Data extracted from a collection
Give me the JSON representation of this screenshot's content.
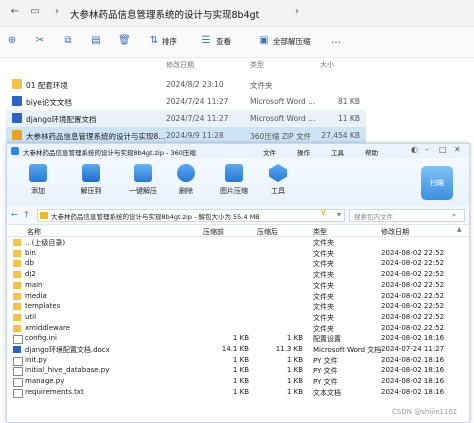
{
  "explorer": {
    "title": "大参林药品信息管理系统的设计与实现8b4gt",
    "commands": {
      "sort": "排序",
      "view": "查看",
      "extract_all": "全部解压缩"
    },
    "columns": {
      "date": "修改日期",
      "type": "类型",
      "size": "大小"
    },
    "files": [
      {
        "name": "01 配套环境",
        "date": "2024/8/2 23:10",
        "type": "文件夹",
        "size": "",
        "icon": "folder-icon"
      },
      {
        "name": "biye论文文档",
        "date": "2024/7/24 11:27",
        "type": "Microsoft Word ...",
        "size": "81 KB",
        "icon": "word-doc-icon"
      },
      {
        "name": "django环境配置文档",
        "date": "2024/7/24 11:27",
        "type": "Microsoft Word ...",
        "size": "11 KB",
        "icon": "word-doc-icon"
      },
      {
        "name": "大参林药品信息管理系统的设计与实现8...",
        "date": "2024/9/9 11:28",
        "type": "360压缩 ZIP 文件",
        "size": "27,454 KB",
        "icon": "zip-icon"
      }
    ]
  },
  "zipwin": {
    "title": "大参林药品信息管理系统的设计与实现8b4gt.zip - 360压缩",
    "menu": [
      "文件",
      "操作",
      "工具",
      "帮助"
    ],
    "toolbar": [
      "添加",
      "解压到",
      "一键解压",
      "删除",
      "图片压缩",
      "工具"
    ],
    "badge": "扫瞄",
    "address": "大参林药品信息管理系统的设计与实现8b4gt.zip - 解包大小为 55.4 MB",
    "search_placeholder": "搜索包内文件",
    "columns": [
      "名称",
      "压缩前",
      "压缩后",
      "类型",
      "修改日期"
    ],
    "rows": [
      {
        "name": ".. (上级目录)",
        "orig": "",
        "comp": "",
        "type": "文件夹",
        "date": "",
        "icon": "folder-up-icon"
      },
      {
        "name": "bin",
        "orig": "",
        "comp": "",
        "type": "文件夹",
        "date": "2024-08-02 22:52",
        "icon": "folder-icon"
      },
      {
        "name": "db",
        "orig": "",
        "comp": "",
        "type": "文件夹",
        "date": "2024-08-02 22:52",
        "icon": "folder-icon"
      },
      {
        "name": "dj2",
        "orig": "",
        "comp": "",
        "type": "文件夹",
        "date": "2024-08-02 22:52",
        "icon": "folder-icon"
      },
      {
        "name": "main",
        "orig": "",
        "comp": "",
        "type": "文件夹",
        "date": "2024-08-02 22:52",
        "icon": "folder-icon"
      },
      {
        "name": "media",
        "orig": "",
        "comp": "",
        "type": "文件夹",
        "date": "2024-08-02 22:52",
        "icon": "folder-icon"
      },
      {
        "name": "templates",
        "orig": "",
        "comp": "",
        "type": "文件夹",
        "date": "2024-08-02 22:52",
        "icon": "folder-icon"
      },
      {
        "name": "util",
        "orig": "",
        "comp": "",
        "type": "文件夹",
        "date": "2024-08-02 22:52",
        "icon": "folder-icon"
      },
      {
        "name": "xmiddleware",
        "orig": "",
        "comp": "",
        "type": "文件夹",
        "date": "2024-08-02 22:52",
        "icon": "folder-icon"
      },
      {
        "name": "config.ini",
        "orig": "1 KB",
        "comp": "1 KB",
        "type": "配置设置",
        "date": "2024-08-02 18:16",
        "icon": "file-icon"
      },
      {
        "name": "django环境配置文档.docx",
        "orig": "14.1 KB",
        "comp": "11.3 KB",
        "type": "Microsoft Word 文档",
        "date": "2024-07-24 11:27",
        "icon": "word-doc-icon"
      },
      {
        "name": "init.py",
        "orig": "1 KB",
        "comp": "1 KB",
        "type": "PY 文件",
        "date": "2024-08-02 18:16",
        "icon": "file-icon"
      },
      {
        "name": "initial_hive_database.py",
        "orig": "1 KB",
        "comp": "1 KB",
        "type": "PY 文件",
        "date": "2024-08-02 18:16",
        "icon": "file-icon"
      },
      {
        "name": "manage.py",
        "orig": "1 KB",
        "comp": "1 KB",
        "type": "PY 文件",
        "date": "2024-08-02 18:16",
        "icon": "file-icon"
      },
      {
        "name": "requirements.txt",
        "orig": "1 KB",
        "comp": "1 KB",
        "type": "文本文档",
        "date": "2024-08-02 18:16",
        "icon": "file-icon"
      }
    ]
  },
  "watermark": "CSDN @shijie1102"
}
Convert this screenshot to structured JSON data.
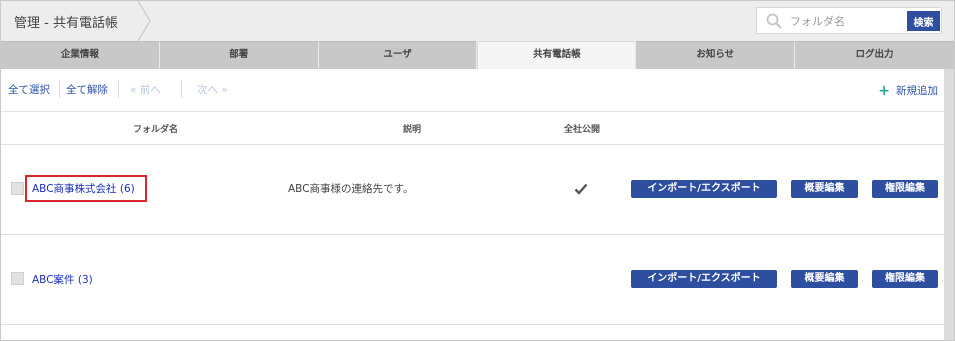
{
  "header": {
    "title": "管理 - 共有電話帳",
    "search_placeholder": "フォルダ名",
    "search_button": "検索"
  },
  "tabs": [
    {
      "label": "企業情報",
      "active": false
    },
    {
      "label": "部署",
      "active": false
    },
    {
      "label": "ユーザ",
      "active": false
    },
    {
      "label": "共有電話帳",
      "active": true
    },
    {
      "label": "お知らせ",
      "active": false
    },
    {
      "label": "ログ出力",
      "active": false
    }
  ],
  "toolbar": {
    "select_all": "全て選択",
    "deselect_all": "全て解除",
    "prev": "前へ",
    "next": "次へ",
    "new_add": "新規追加"
  },
  "table": {
    "columns": {
      "folder": "フォルダ名",
      "description": "説明",
      "public": "全社公開"
    },
    "rows": [
      {
        "folder": "ABC商事株式会社 (6)",
        "description": "ABC商事様の連絡先です。",
        "public": true
      },
      {
        "folder": "ABC案件 (3)",
        "description": "",
        "public": false
      }
    ],
    "actions": {
      "import_export": "インポート/エクスポート",
      "edit_summary": "概要編集",
      "edit_permission": "権限編集"
    }
  },
  "colors": {
    "accent": "#2e4fa0",
    "link": "#1a2fc0",
    "highlight": "#d9262c",
    "add_icon": "#24a99a"
  },
  "icons": [
    "search-icon",
    "chevron-right-icon",
    "plus-icon",
    "check-icon",
    "double-chevron-left-icon",
    "double-chevron-right-icon"
  ]
}
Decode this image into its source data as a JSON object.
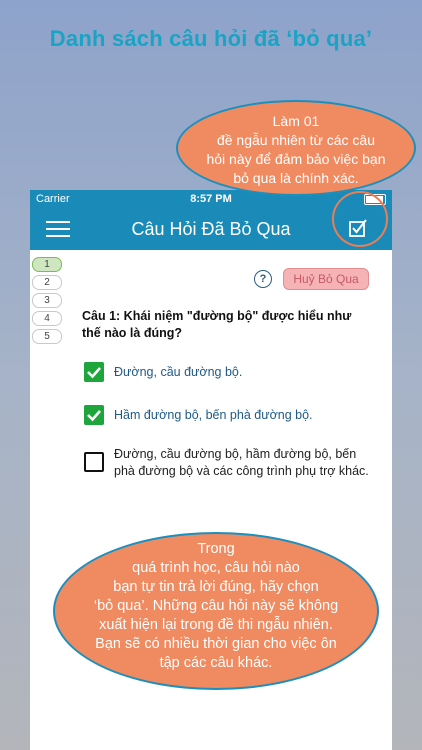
{
  "headline": "Danh sách câu hỏi đã ‘bỏ qua’",
  "status_bar": {
    "carrier": "Carrier",
    "time": "8:57 PM"
  },
  "nav": {
    "title": "Câu Hỏi Đã Bỏ Qua",
    "menu_icon": "hamburger-menu-icon",
    "action_icon": "checkbox-edit-icon"
  },
  "pager": [
    "1",
    "2",
    "3",
    "4",
    "5"
  ],
  "help_label": "?",
  "skip_button": "Huỷ Bỏ Qua",
  "question": "Câu 1: Khái niệm \"đường bộ\" được hiểu như thế nào là đúng?",
  "options": [
    {
      "text": "Đường, cầu đường bộ.",
      "checked": true
    },
    {
      "text": "Hầm đường bộ, bến phà đường bộ.",
      "checked": true
    },
    {
      "text": "Đường, cầu đường bộ, hầm đường bộ, bến phà đường bộ và các công trình phụ trợ khác.",
      "checked": false
    }
  ],
  "callout_top": [
    "Làm 01",
    "đề ngẫu nhiên từ các câu",
    "hỏi này để đảm bảo việc bạn",
    "bỏ qua là chính xác."
  ],
  "callout_bottom": [
    "Trong",
    "quá trình học, câu hỏi nào",
    "bạn tự tin trả lời đúng, hãy chọn",
    "‘bỏ qua’. Những câu hỏi này sẽ không",
    "xuất hiện lại trong đề thi ngẫu nhiên.",
    "Bạn sẽ có nhiều thời gian cho việc ôn",
    "tập các câu khác."
  ],
  "colors": {
    "accent": "#1a8bb8",
    "callout": "#f08a60",
    "check": "#1ea63c"
  }
}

- **Stated goal**: Exclude every picture and copy the remaining data exactly.

- **Correct output**:
Give me the JSON representation of this screenshot's content.
{
  "explorer": {
    "title": "大参林药品信息管理系统的设计与实现8b4gt",
    "commands": {
      "sort": "排序",
      "view": "查看",
      "extract_all": "全部解压缩"
    },
    "columns": {
      "date": "修改日期",
      "type": "类型",
      "size": "大小"
    },
    "files": [
      {
        "name": "01 配套环境",
        "date": "2024/8/2 23:10",
        "type": "文件夹",
        "size": "",
        "icon": "folder-icon"
      },
      {
        "name": "biye论文文档",
        "date": "2024/7/24 11:27",
        "type": "Microsoft Word ...",
        "size": "81 KB",
        "icon": "word-doc-icon"
      },
      {
        "name": "django环境配置文档",
        "date": "2024/7/24 11:27",
        "type": "Microsoft Word ...",
        "size": "11 KB",
        "icon": "word-doc-icon"
      },
      {
        "name": "大参林药品信息管理系统的设计与实现8...",
        "date": "2024/9/9 11:28",
        "type": "360压缩 ZIP 文件",
        "size": "27,454 KB",
        "icon": "zip-icon"
      }
    ]
  },
  "zipwin": {
    "title": "大参林药品信息管理系统的设计与实现8b4gt.zip - 360压缩",
    "menu": [
      "文件",
      "操作",
      "工具",
      "帮助"
    ],
    "toolbar": [
      "添加",
      "解压到",
      "一键解压",
      "删除",
      "图片压缩",
      "工具"
    ],
    "badge": "扫瞄",
    "address": "大参林药品信息管理系统的设计与实现8b4gt.zip - 解包大小为 55.4 MB",
    "search_placeholder": "搜索包内文件",
    "columns": [
      "名称",
      "压缩前",
      "压缩后",
      "类型",
      "修改日期"
    ],
    "rows": [
      {
        "name": ".. (上级目录)",
        "orig": "",
        "comp": "",
        "type": "文件夹",
        "date": "",
        "icon": "folder-up-icon"
      },
      {
        "name": "bin",
        "orig": "",
        "comp": "",
        "type": "文件夹",
        "date": "2024-08-02 22:52",
        "icon": "folder-icon"
      },
      {
        "name": "db",
        "orig": "",
        "comp": "",
        "type": "文件夹",
        "date": "2024-08-02 22:52",
        "icon": "folder-icon"
      },
      {
        "name": "dj2",
        "orig": "",
        "comp": "",
        "type": "文件夹",
        "date": "2024-08-02 22:52",
        "icon": "folder-icon"
      },
      {
        "name": "main",
        "orig": "",
        "comp": "",
        "type": "文件夹",
        "date": "2024-08-02 22:52",
        "icon": "folder-icon"
      },
      {
        "name": "media",
        "orig": "",
        "comp": "",
        "type": "文件夹",
        "date": "2024-08-02 22:52",
        "icon": "folder-icon"
      },
      {
        "name": "templates",
        "orig": "",
        "comp": "",
        "type": "文件夹",
        "date": "2024-08-02 22:52",
        "icon": "folder-icon"
      },
      {
        "name": "util",
        "orig": "",
        "comp": "",
        "type": "文件夹",
        "date": "2024-08-02 22:52",
        "icon": "folder-icon"
      },
      {
        "name": "xmiddleware",
        "orig": "",
        "comp": "",
        "type": "文件夹",
        "date": "2024-08-02 22:52",
        "icon": "folder-icon"
      },
      {
        "name": "config.ini",
        "orig": "1 KB",
        "comp": "1 KB",
        "type": "配置设置",
        "date": "2024-08-02 18:16",
        "icon": "file-icon"
      },
      {
        "name": "django环境配置文档.docx",
        "orig": "14.1 KB",
        "comp": "11.3 KB",
        "type": "Microsoft Word 文档",
        "date": "2024-07-24 11:27",
        "icon": "word-doc-icon"
      },
      {
        "name": "init.py",
        "orig": "1 KB",
        "comp": "1 KB",
        "type": "PY 文件",
        "date": "2024-08-02 18:16",
        "icon": "file-icon"
      },
      {
        "name": "initial_hive_database.py",
        "orig": "1 KB",
        "comp": "1 KB",
        "type": "PY 文件",
        "date": "2024-08-02 18:16",
        "icon": "file-icon"
      },
      {
        "name": "manage.py",
        "orig": "1 KB",
        "comp": "1 KB",
        "type": "PY 文件",
        "date": "2024-08-02 18:16",
        "icon": "file-icon"
      },
      {
        "name": "requirements.txt",
        "orig": "1 KB",
        "comp": "1 KB",
        "type": "文本文档",
        "date": "2024-08-02 18:16",
        "icon": "file-icon"
      }
    ]
  },
  "watermark": "CSDN @shijie1102"
}
Convert this screenshot to structured JSON data.
{
  "header": {
    "title": "管理 - 共有電話帳",
    "search_placeholder": "フォルダ名",
    "search_button": "検索"
  },
  "tabs": [
    {
      "label": "企業情報",
      "active": false
    },
    {
      "label": "部署",
      "active": false
    },
    {
      "label": "ユーザ",
      "active": false
    },
    {
      "label": "共有電話帳",
      "active": true
    },
    {
      "label": "お知らせ",
      "active": false
    },
    {
      "label": "ログ出力",
      "active": false
    }
  ],
  "toolbar": {
    "select_all": "全て選択",
    "deselect_all": "全て解除",
    "prev": "前へ",
    "next": "次へ",
    "new_add": "新規追加"
  },
  "table": {
    "columns": {
      "folder": "フォルダ名",
      "description": "説明",
      "public": "全社公開"
    },
    "rows": [
      {
        "folder": "ABC商事株式会社 (6)",
        "description": "ABC商事様の連絡先です。",
        "public": true
      },
      {
        "folder": "ABC案件 (3)",
        "description": "",
        "public": false
      }
    ],
    "actions": {
      "import_export": "インポート/エクスポート",
      "edit_summary": "概要編集",
      "edit_permission": "権限編集"
    }
  },
  "colors": {
    "accent": "#2e4fa0",
    "link": "#1a2fc0",
    "highlight": "#d9262c",
    "add_icon": "#24a99a"
  },
  "icons": [
    "search-icon",
    "chevron-right-icon",
    "plus-icon",
    "check-icon",
    "double-chevron-left-icon",
    "double-chevron-right-icon"
  ]
}
Decode this image into its source data as a JSON object.
{
  "headline": "Danh sách câu hỏi đã ‘bỏ qua’",
  "status_bar": {
    "carrier": "Carrier",
    "time": "8:57 PM"
  },
  "nav": {
    "title": "Câu Hỏi Đã Bỏ Qua",
    "menu_icon": "hamburger-menu-icon",
    "action_icon": "checkbox-edit-icon"
  },
  "pager": [
    "1",
    "2",
    "3",
    "4",
    "5"
  ],
  "help_label": "?",
  "skip_button": "Huỷ Bỏ Qua",
  "question": "Câu 1: Khái niệm \"đường bộ\" được hiểu như thế nào là đúng?",
  "options": [
    {
      "text": "Đường, cầu đường bộ.",
      "checked": true
    },
    {
      "text": "Hầm đường bộ, bến phà đường bộ.",
      "checked": true
    },
    {
      "text": "Đường, cầu đường bộ, hầm đường bộ, bến phà đường bộ và các công trình phụ trợ khác.",
      "checked": false
    }
  ],
  "callout_top": [
    "Làm 01",
    "đề ngẫu nhiên từ các câu",
    "hỏi này để đảm bảo việc bạn",
    "bỏ qua là chính xác."
  ],
  "callout_bottom": [
    "Trong",
    "quá trình học, câu hỏi nào",
    "bạn tự tin trả lời đúng, hãy chọn",
    "‘bỏ qua’. Những câu hỏi này sẽ không",
    "xuất hiện lại trong đề thi ngẫu nhiên.",
    "Bạn sẽ có nhiều thời gian cho việc ôn",
    "tập các câu khác."
  ],
  "colors": {
    "accent": "#1a8bb8",
    "callout": "#f08a60",
    "check": "#1ea63c"
  }
}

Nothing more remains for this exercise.